(EXERCISE TASK) Copy each line holding the string "title".

— START —

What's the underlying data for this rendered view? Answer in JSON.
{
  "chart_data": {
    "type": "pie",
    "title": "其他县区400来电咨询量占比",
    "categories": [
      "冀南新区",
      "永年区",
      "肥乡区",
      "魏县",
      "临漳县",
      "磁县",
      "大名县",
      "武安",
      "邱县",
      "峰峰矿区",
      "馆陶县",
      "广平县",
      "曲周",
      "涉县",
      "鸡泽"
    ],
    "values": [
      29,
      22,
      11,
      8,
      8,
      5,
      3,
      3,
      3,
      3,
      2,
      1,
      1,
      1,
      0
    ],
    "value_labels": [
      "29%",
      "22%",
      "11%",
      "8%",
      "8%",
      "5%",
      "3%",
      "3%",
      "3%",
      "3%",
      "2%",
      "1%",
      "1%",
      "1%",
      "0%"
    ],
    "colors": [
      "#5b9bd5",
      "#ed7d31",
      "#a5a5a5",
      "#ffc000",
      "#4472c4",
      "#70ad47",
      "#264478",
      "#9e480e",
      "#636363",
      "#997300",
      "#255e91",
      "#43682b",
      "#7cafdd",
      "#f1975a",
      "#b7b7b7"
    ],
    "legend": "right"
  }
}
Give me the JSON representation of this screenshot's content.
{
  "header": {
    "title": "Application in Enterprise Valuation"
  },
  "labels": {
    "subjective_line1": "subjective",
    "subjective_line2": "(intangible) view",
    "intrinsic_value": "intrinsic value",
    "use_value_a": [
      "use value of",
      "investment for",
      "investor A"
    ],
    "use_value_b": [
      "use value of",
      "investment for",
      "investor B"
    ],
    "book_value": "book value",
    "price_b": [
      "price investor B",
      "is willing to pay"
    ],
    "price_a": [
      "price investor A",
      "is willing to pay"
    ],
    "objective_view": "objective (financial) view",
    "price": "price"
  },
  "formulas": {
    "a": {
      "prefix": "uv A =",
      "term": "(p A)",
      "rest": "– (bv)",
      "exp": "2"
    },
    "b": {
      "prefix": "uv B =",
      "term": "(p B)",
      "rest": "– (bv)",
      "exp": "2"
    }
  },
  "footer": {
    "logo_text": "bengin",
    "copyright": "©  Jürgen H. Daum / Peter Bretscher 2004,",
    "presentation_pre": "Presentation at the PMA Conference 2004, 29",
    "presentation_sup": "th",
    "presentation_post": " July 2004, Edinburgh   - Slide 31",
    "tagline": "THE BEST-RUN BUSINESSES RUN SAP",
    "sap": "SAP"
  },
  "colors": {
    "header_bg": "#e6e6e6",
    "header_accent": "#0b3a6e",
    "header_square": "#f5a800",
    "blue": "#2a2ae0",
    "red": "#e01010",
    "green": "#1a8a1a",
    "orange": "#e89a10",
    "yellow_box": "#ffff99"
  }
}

— END —

(OUTPUT)
    "title": "其他县区400来电咨询量占比",
    "title": "Application in Enterprise Valuation"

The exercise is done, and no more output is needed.